* _Records for this task_:
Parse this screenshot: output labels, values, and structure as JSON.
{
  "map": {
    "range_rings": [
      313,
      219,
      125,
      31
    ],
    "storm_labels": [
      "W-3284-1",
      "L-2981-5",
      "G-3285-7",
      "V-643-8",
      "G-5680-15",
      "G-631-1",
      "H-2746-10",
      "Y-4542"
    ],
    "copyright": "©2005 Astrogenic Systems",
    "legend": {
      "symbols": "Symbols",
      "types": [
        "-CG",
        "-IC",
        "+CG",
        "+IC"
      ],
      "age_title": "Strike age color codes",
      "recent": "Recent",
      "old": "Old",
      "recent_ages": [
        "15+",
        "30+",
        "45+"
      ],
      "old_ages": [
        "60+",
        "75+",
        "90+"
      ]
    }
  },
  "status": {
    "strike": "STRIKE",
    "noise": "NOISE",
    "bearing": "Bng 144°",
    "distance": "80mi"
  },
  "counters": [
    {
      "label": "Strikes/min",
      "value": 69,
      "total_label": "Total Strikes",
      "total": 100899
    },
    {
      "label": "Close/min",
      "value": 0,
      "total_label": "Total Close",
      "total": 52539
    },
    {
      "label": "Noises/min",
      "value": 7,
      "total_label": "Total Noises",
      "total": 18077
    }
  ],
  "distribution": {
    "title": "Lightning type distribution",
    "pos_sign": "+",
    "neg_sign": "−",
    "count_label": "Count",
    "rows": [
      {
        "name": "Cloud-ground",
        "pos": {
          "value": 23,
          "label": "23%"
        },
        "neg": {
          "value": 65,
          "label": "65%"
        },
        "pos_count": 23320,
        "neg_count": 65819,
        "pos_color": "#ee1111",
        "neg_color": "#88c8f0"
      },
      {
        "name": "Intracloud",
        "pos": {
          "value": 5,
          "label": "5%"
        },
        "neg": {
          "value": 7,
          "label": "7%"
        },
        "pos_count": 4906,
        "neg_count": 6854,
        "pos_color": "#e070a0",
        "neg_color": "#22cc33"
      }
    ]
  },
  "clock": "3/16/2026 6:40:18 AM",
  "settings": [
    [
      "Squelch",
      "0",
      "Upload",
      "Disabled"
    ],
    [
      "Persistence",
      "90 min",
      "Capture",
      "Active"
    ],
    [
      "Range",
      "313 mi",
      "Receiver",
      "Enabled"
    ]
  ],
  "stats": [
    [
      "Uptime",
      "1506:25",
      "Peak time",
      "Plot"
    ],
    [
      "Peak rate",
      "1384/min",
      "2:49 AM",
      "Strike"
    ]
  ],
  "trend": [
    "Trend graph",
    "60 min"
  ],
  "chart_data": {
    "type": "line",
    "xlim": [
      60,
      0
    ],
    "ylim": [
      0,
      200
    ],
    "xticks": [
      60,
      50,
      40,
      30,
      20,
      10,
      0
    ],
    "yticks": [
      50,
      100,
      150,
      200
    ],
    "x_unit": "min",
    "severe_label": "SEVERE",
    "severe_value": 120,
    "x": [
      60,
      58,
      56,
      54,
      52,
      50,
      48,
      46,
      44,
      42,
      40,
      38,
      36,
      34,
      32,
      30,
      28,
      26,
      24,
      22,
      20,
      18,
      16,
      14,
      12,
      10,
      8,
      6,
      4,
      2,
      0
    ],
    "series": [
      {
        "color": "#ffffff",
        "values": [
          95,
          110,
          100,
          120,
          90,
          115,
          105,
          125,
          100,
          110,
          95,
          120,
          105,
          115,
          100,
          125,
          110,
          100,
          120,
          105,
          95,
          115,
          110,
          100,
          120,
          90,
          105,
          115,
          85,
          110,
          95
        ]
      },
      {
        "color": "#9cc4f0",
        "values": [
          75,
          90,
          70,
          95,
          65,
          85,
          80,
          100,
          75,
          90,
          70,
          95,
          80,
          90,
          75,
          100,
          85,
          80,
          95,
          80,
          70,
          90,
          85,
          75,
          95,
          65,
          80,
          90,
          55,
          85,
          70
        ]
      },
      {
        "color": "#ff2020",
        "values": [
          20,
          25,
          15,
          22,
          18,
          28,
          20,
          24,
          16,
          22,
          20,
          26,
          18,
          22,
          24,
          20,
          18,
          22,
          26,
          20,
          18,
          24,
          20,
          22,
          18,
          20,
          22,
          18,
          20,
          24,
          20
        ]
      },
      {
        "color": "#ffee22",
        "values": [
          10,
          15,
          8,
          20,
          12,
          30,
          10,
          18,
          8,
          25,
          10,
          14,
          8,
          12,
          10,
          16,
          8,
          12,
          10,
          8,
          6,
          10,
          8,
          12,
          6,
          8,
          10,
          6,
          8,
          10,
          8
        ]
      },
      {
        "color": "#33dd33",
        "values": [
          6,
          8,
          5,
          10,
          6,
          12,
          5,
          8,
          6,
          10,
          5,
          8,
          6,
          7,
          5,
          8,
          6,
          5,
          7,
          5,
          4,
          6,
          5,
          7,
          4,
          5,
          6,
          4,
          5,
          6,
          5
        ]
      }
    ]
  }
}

* _Stated task_: From the listing above, extract all records word for word.

* _Output below_:
Parse this screenshot: output labels, values, and structure as JSON.
{
  "map": {
    "range_rings": [
      313,
      219,
      125,
      31
    ],
    "storm_labels": [
      "W-3284-1",
      "L-2981-5",
      "G-3285-7",
      "V-643-8",
      "G-5680-15",
      "G-631-1",
      "H-2746-10",
      "Y-4542"
    ],
    "copyright": "©2005 Astrogenic Systems",
    "legend": {
      "symbols": "Symbols",
      "types": [
        "-CG",
        "-IC",
        "+CG",
        "+IC"
      ],
      "age_title": "Strike age color codes",
      "recent": "Recent",
      "old": "Old",
      "recent_ages": [
        "15+",
        "30+",
        "45+"
      ],
      "old_ages": [
        "60+",
        "75+",
        "90+"
      ]
    }
  },
  "status": {
    "strike": "STRIKE",
    "noise": "NOISE",
    "bearing": "Bng 144°",
    "distance": "80mi"
  },
  "counters": [
    {
      "label": "Strikes/min",
      "value": 69,
      "total_label": "Total Strikes",
      "total": 100899
    },
    {
      "label": "Close/min",
      "value": 0,
      "total_label": "Total Close",
      "total": 52539
    },
    {
      "label": "Noises/min",
      "value": 7,
      "total_label": "Total Noises",
      "total": 18077
    }
  ],
  "distribution": {
    "title": "Lightning type distribution",
    "pos_sign": "+",
    "neg_sign": "−",
    "count_label": "Count",
    "rows": [
      {
        "name": "Cloud-ground",
        "pos": {
          "value": 23,
          "label": "23%"
        },
        "neg": {
          "value": 65,
          "label": "65%"
        },
        "pos_count": 23320,
        "neg_count": 65819,
        "pos_color": "#ee1111",
        "neg_color": "#88c8f0"
      },
      {
        "name": "Intracloud",
        "pos": {
          "value": 5,
          "label": "5%"
        },
        "neg": {
          "value": 7,
          "label": "7%"
        },
        "pos_count": 4906,
        "neg_count": 6854,
        "pos_color": "#e070a0",
        "neg_color": "#22cc33"
      }
    ]
  },
  "clock": "3/16/2026 6:40:18 AM",
  "settings": [
    [
      "Squelch",
      "0",
      "Upload",
      "Disabled"
    ],
    [
      "Persistence",
      "90 min",
      "Capture",
      "Active"
    ],
    [
      "Range",
      "313 mi",
      "Receiver",
      "Enabled"
    ]
  ],
  "stats": [
    [
      "Uptime",
      "1506:25",
      "Peak time",
      "Plot"
    ],
    [
      "Peak rate",
      "1384/min",
      "2:49 AM",
      "Strike"
    ]
  ],
  "trend": [
    "Trend graph",
    "60 min"
  ],
  "chart_data": {
    "type": "line",
    "xlim": [
      60,
      0
    ],
    "ylim": [
      0,
      200
    ],
    "xticks": [
      60,
      50,
      40,
      30,
      20,
      10,
      0
    ],
    "yticks": [
      50,
      100,
      150,
      200
    ],
    "x_unit": "min",
    "severe_label": "SEVERE",
    "severe_value": 120,
    "x": [
      60,
      58,
      56,
      54,
      52,
      50,
      48,
      46,
      44,
      42,
      40,
      38,
      36,
      34,
      32,
      30,
      28,
      26,
      24,
      22,
      20,
      18,
      16,
      14,
      12,
      10,
      8,
      6,
      4,
      2,
      0
    ],
    "series": [
      {
        "color": "#ffffff",
        "values": [
          95,
          110,
          100,
          120,
          90,
          115,
          105,
          125,
          100,
          110,
          95,
          120,
          105,
          115,
          100,
          125,
          110,
          100,
          120,
          105,
          95,
          115,
          110,
          100,
          120,
          90,
          105,
          115,
          85,
          110,
          95
        ]
      },
      {
        "color": "#9cc4f0",
        "values": [
          75,
          90,
          70,
          95,
          65,
          85,
          80,
          100,
          75,
          90,
          70,
          95,
          80,
          90,
          75,
          100,
          85,
          80,
          95,
          80,
          70,
          90,
          85,
          75,
          95,
          65,
          80,
          90,
          55,
          85,
          70
        ]
      },
      {
        "color": "#ff2020",
        "values": [
          20,
          25,
          15,
          22,
          18,
          28,
          20,
          24,
          16,
          22,
          20,
          26,
          18,
          22,
          24,
          20,
          18,
          22,
          26,
          20,
          18,
          24,
          20,
          22,
          18,
          20,
          22,
          18,
          20,
          24,
          20
        ]
      },
      {
        "color": "#ffee22",
        "values": [
          10,
          15,
          8,
          20,
          12,
          30,
          10,
          18,
          8,
          25,
          10,
          14,
          8,
          12,
          10,
          16,
          8,
          12,
          10,
          8,
          6,
          10,
          8,
          12,
          6,
          8,
          10,
          6,
          8,
          10,
          8
        ]
      },
      {
        "color": "#33dd33",
        "values": [
          6,
          8,
          5,
          10,
          6,
          12,
          5,
          8,
          6,
          10,
          5,
          8,
          6,
          7,
          5,
          8,
          6,
          5,
          7,
          5,
          4,
          6,
          5,
          7,
          4,
          5,
          6,
          4,
          5,
          6,
          5
        ]
      }
    ]
  }
}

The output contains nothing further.